▸ Task requirements:
Which lines in the records below contain the word "Principles"? Copy each of them.

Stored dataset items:
----
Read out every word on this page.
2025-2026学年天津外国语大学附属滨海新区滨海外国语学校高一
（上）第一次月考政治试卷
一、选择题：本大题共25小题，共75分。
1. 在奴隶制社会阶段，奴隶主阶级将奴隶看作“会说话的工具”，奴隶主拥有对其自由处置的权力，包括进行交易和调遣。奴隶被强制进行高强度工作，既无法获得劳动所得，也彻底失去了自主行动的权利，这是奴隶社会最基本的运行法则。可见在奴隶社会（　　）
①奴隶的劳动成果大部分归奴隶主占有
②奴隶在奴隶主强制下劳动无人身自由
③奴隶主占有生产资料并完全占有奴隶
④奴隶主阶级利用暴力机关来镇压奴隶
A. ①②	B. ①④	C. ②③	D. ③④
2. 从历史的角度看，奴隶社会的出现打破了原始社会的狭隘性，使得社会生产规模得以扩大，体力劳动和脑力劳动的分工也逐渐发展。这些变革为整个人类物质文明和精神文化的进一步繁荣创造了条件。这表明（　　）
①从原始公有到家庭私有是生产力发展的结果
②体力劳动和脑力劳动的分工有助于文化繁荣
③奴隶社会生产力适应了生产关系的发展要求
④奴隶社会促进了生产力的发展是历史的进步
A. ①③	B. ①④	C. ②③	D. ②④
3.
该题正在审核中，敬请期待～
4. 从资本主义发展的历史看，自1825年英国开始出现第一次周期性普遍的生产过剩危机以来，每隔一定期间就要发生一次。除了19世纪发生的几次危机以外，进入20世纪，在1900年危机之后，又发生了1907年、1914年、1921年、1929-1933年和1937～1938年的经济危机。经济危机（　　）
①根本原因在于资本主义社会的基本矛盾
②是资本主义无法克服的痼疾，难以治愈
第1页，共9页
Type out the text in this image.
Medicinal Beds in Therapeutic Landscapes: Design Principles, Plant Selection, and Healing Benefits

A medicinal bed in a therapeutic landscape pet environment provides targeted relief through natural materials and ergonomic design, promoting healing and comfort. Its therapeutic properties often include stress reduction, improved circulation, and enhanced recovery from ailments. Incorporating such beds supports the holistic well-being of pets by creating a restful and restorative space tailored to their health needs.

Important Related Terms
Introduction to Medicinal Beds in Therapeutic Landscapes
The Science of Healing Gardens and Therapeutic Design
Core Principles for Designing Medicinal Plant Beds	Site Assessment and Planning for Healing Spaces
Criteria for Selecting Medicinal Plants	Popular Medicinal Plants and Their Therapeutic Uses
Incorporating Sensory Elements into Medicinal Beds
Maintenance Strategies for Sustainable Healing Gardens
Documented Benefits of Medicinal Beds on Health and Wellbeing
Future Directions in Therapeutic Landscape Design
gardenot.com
----
▸ Complete response:
Medicinal Beds in Therapeutic Landscapes: Design Principles, Plant Selection, and Healing Benefits
Core Principles for Designing Medicinal Plant Beds	Site Assessment and Planning for Healing Spaces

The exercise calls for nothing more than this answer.